§ Task details: State how many lines hold the string "OVERSIZED". Give the number and nothing else.

Stored dataset items
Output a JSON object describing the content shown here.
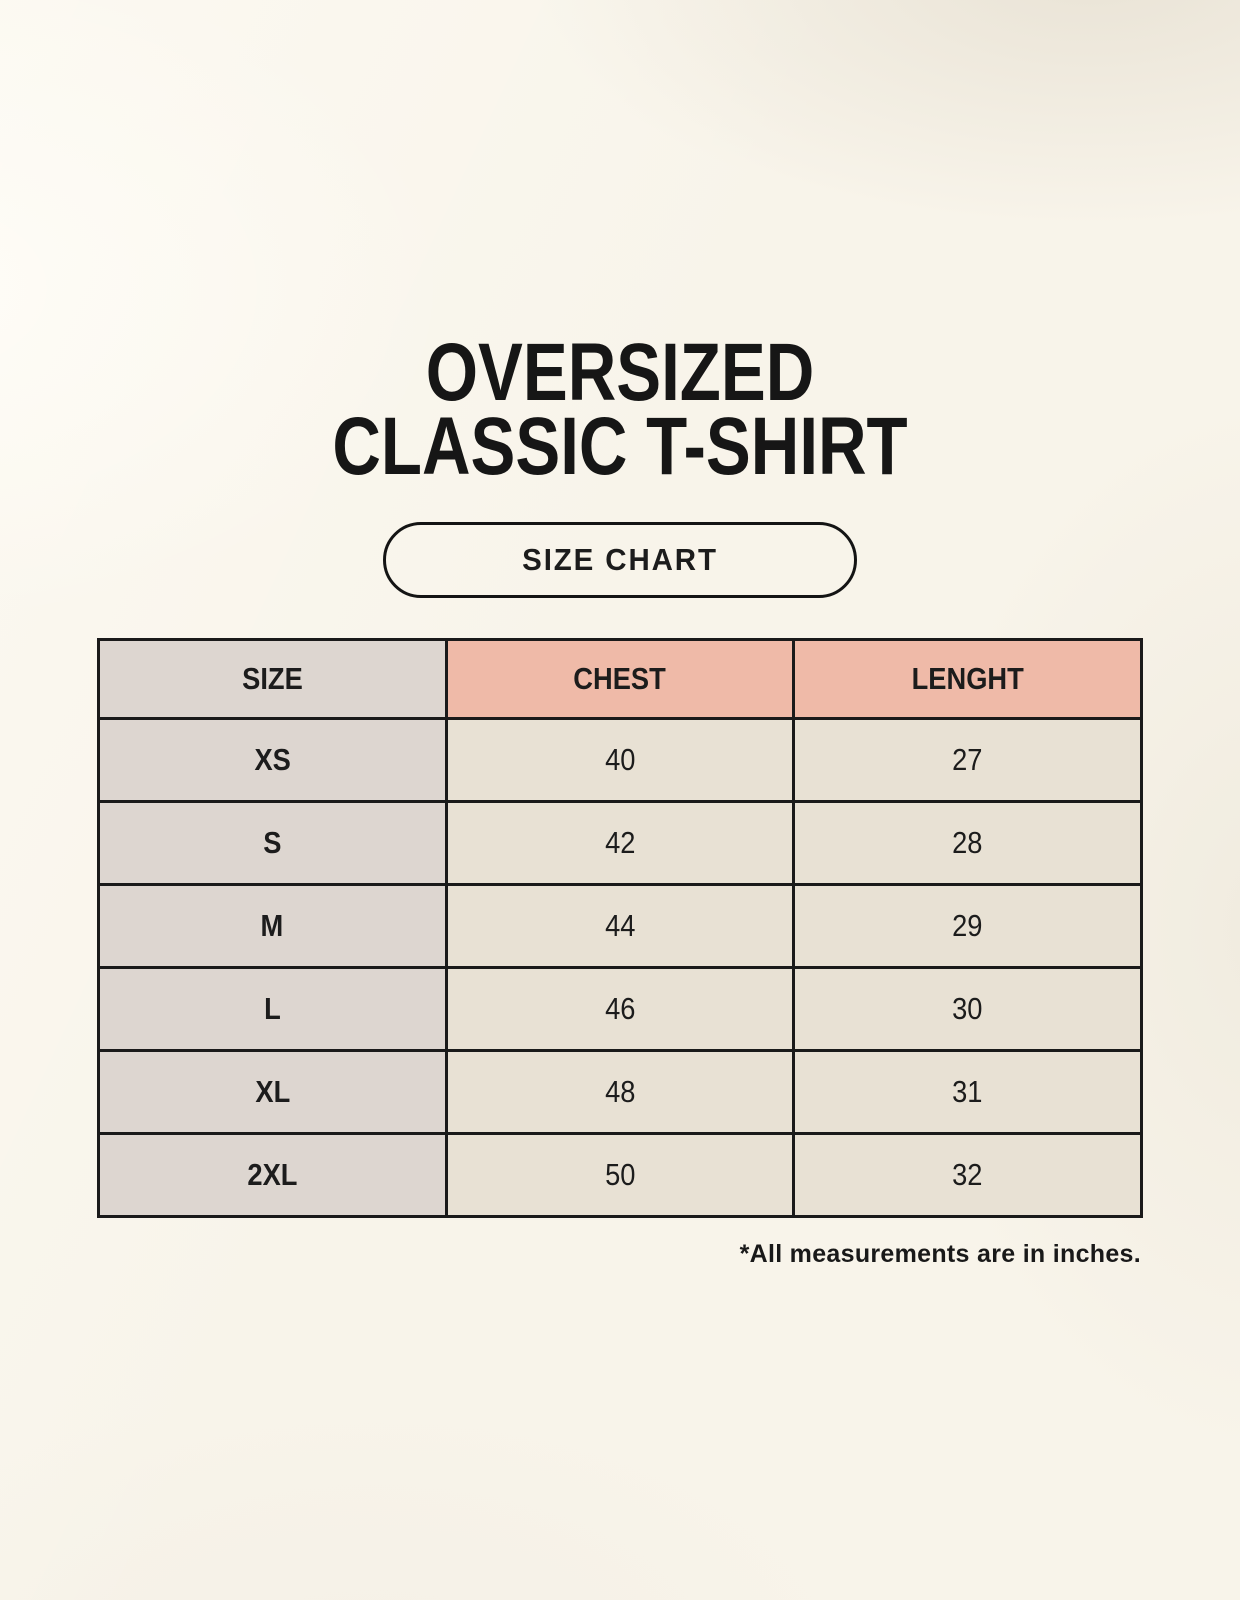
{
  "colors": {
    "background": "#f8f4ea",
    "table_border": "#1a1a1a",
    "size_column_bg": "#ddd6d0",
    "header_accent_bg": "#efbaa8",
    "data_cell_bg": "#e8e1d4",
    "text": "#1c1c1c"
  },
  "title": {
    "line1": "OVERSIZED",
    "line2": "CLASSIC T-SHIRT"
  },
  "badge": {
    "label": "SIZE CHART"
  },
  "table": {
    "headers": [
      "SIZE",
      "CHEST",
      "LENGHT"
    ],
    "rows": [
      {
        "size": "XS",
        "chest": "40",
        "length": "27"
      },
      {
        "size": "S",
        "chest": "42",
        "length": "28"
      },
      {
        "size": "M",
        "chest": "44",
        "length": "29"
      },
      {
        "size": "L",
        "chest": "46",
        "length": "30"
      },
      {
        "size": "XL",
        "chest": "48",
        "length": "31"
      },
      {
        "size": "2XL",
        "chest": "50",
        "length": "32"
      }
    ]
  },
  "footnote": "*All measurements are in inches.",
  "chart_data": {
    "type": "table",
    "title": "OVERSIZED CLASSIC T-SHIRT SIZE CHART",
    "columns": [
      "SIZE",
      "CHEST",
      "LENGHT"
    ],
    "rows": [
      [
        "XS",
        40,
        27
      ],
      [
        "S",
        42,
        28
      ],
      [
        "M",
        44,
        29
      ],
      [
        "L",
        46,
        30
      ],
      [
        "XL",
        48,
        31
      ],
      [
        "2XL",
        50,
        32
      ]
    ],
    "note": "*All measurements are in inches."
  }
}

§ Response to the exercise: 2